EXERCISE GOAL >>
Note each line where "object" appears, and copy it.

[Stored data]
———

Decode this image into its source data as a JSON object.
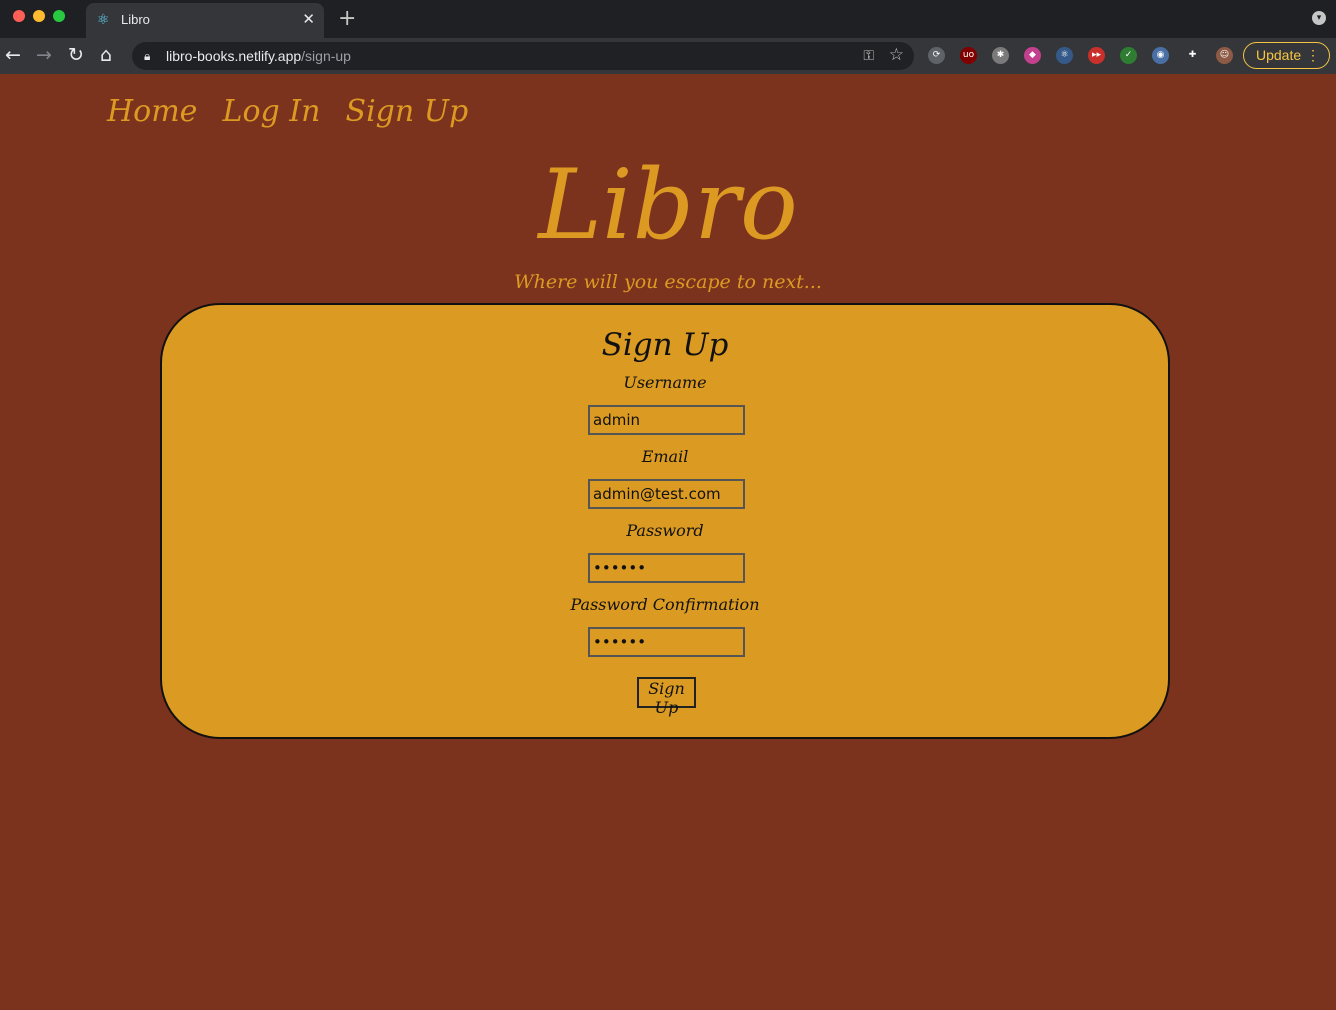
{
  "browser": {
    "tab_title": "Libro",
    "url_host": "libro-books.netlify.app",
    "url_path": "/sign-up",
    "update_label": "Update",
    "extensions": [
      {
        "name": "extension-icon-1",
        "color": "#5f6368",
        "glyph": "⟳"
      },
      {
        "name": "ublock-icon",
        "color": "#800000",
        "glyph": "uo"
      },
      {
        "name": "octopus-icon",
        "color": "#7a7a7a",
        "glyph": "✱"
      },
      {
        "name": "color-picker-icon",
        "color": "#c2408d",
        "glyph": "◆"
      },
      {
        "name": "react-devtools-icon",
        "color": "#355a8a",
        "glyph": "⚛"
      },
      {
        "name": "video-speed-icon",
        "color": "#c9302c",
        "glyph": "▸▸"
      },
      {
        "name": "extension-icon-2",
        "color": "#2e7d32",
        "glyph": "✓"
      },
      {
        "name": "extension-icon-3",
        "color": "#4a6fa5",
        "glyph": "◉"
      },
      {
        "name": "extensions-puzzle-icon",
        "color": "#35363a",
        "glyph": "✚"
      },
      {
        "name": "profile-avatar-icon",
        "color": "#8d5b45",
        "glyph": "☺"
      }
    ]
  },
  "nav": {
    "home": "Home",
    "login": "Log In",
    "signup": "Sign Up"
  },
  "brand": {
    "title": "Libro",
    "tagline": "Where will you escape to next..."
  },
  "form": {
    "title": "Sign Up",
    "username_label": "Username",
    "username_value": "admin",
    "email_label": "Email",
    "email_value": "admin@test.com",
    "password_label": "Password",
    "password_value": "aaaaaa",
    "confirmation_label": "Password Confirmation",
    "confirmation_value": "aaaaaa",
    "submit_label": "Sign Up"
  },
  "colors": {
    "background": "#7b331d",
    "accent": "#dd9a23",
    "card": "#db9a22"
  }
}
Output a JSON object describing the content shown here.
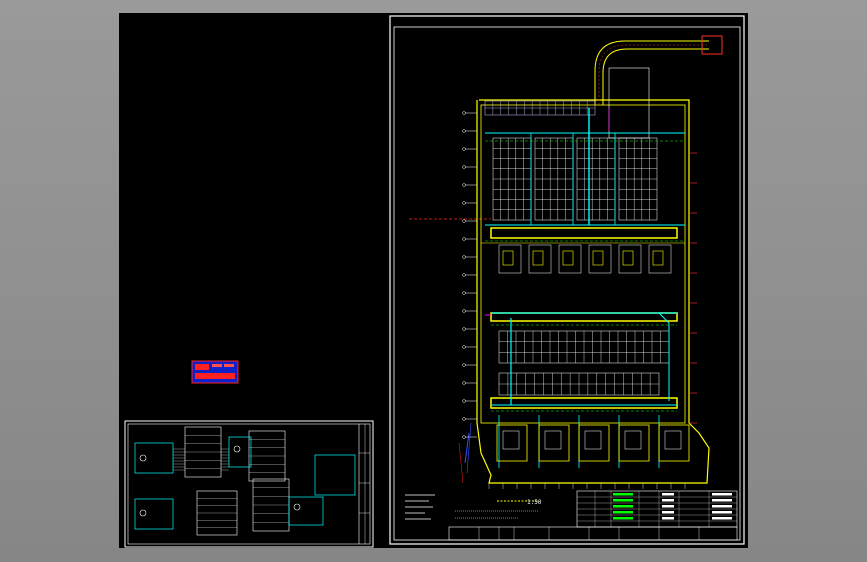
{
  "colors": {
    "canvas_bg": "#000000",
    "viewport_bg": "#8d8d8d",
    "frame": "#ffffff",
    "wall": "#ffff00",
    "pipe": "#00ffff",
    "green": "#00ff00",
    "magenta": "#ff00ff",
    "red": "#ff0000",
    "blue": "#3050ff",
    "legend_box": "#2030ff"
  },
  "drawing": {
    "scale_label": "1:50",
    "title_block_note": ""
  }
}
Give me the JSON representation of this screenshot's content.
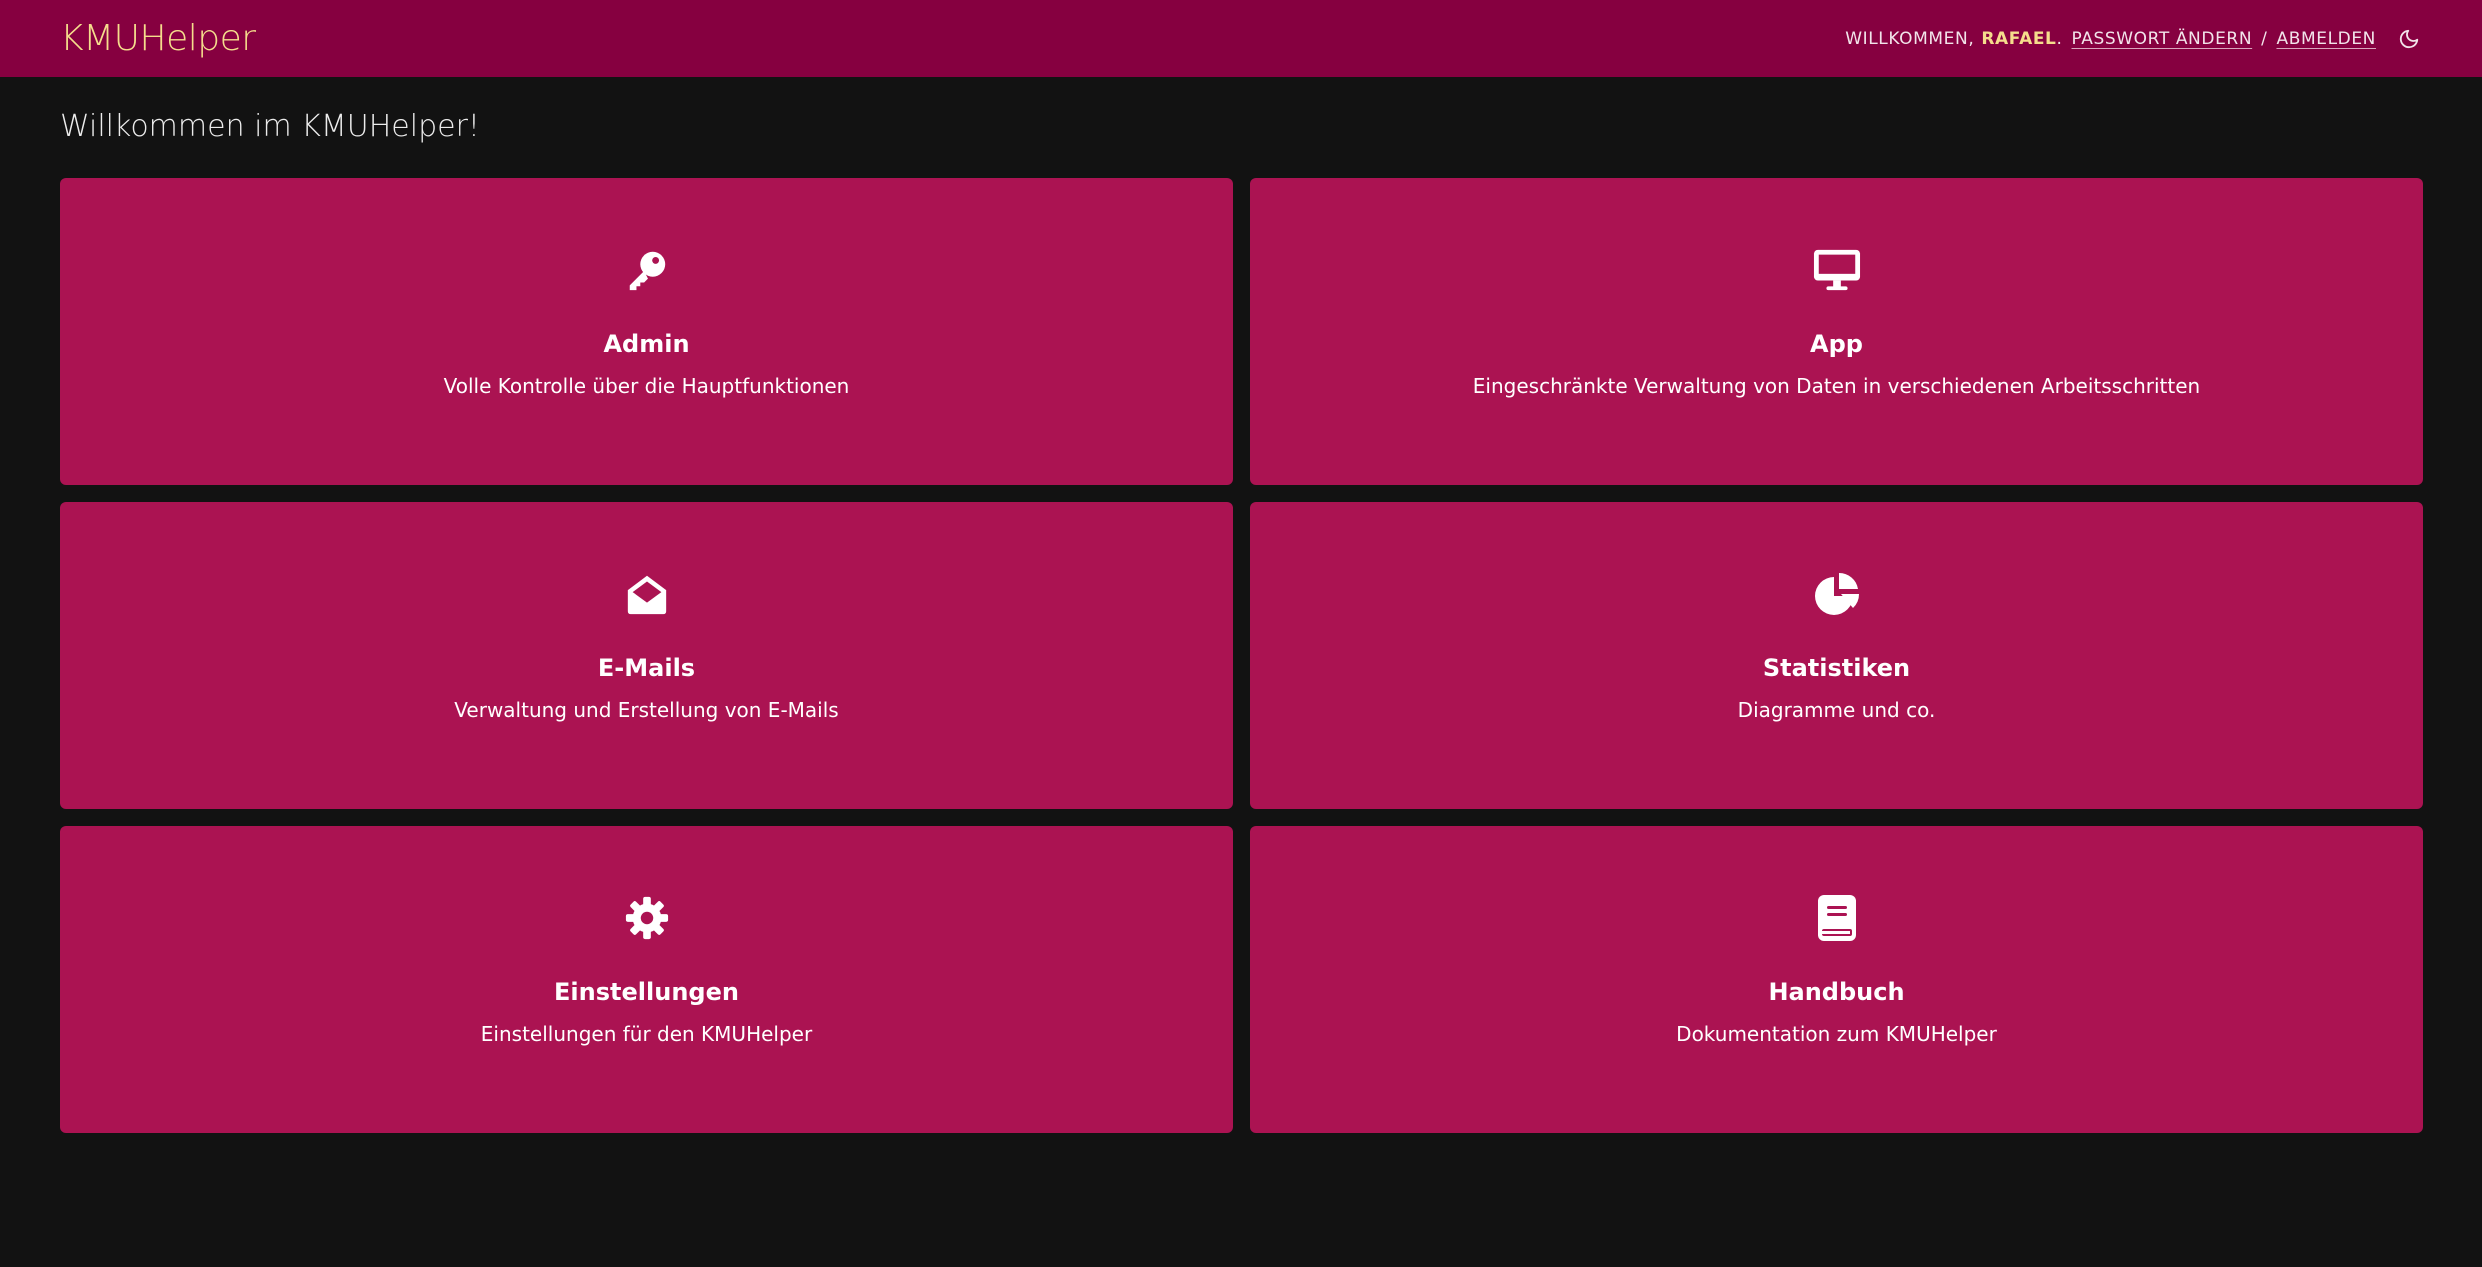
{
  "header": {
    "brand": "KMUHelper",
    "welcome": "Willkommen,",
    "username": "Rafael",
    "change_password": "Passwort ändern",
    "separator": "/",
    "logout": "Abmelden",
    "theme_icon": "moon-icon"
  },
  "main": {
    "title": "Willkommen im KMUHelper!",
    "cards": [
      {
        "icon": "key-icon",
        "title": "Admin",
        "description": "Volle Kontrolle über die Hauptfunktionen"
      },
      {
        "icon": "desktop-icon",
        "title": "App",
        "description": "Eingeschränkte Verwaltung von Daten in verschiedenen Arbeitsschritten"
      },
      {
        "icon": "envelope-open-icon",
        "title": "E-Mails",
        "description": "Verwaltung und Erstellung von E-Mails"
      },
      {
        "icon": "pie-chart-icon",
        "title": "Statistiken",
        "description": "Diagramme und co."
      },
      {
        "icon": "gear-icon",
        "title": "Einstellungen",
        "description": "Einstellungen für den KMUHelper"
      },
      {
        "icon": "book-icon",
        "title": "Handbuch",
        "description": "Dokumentation zum KMUHelper"
      }
    ]
  },
  "colors": {
    "header_bg": "#860040",
    "brand": "#f5dd8c",
    "page_bg": "#121212",
    "card_bg": "#ab1352"
  }
}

———

WRITTEN SOLUTION >>
Decode this image into its source data as a JSON object.
Output a JSON object describing the content shown here.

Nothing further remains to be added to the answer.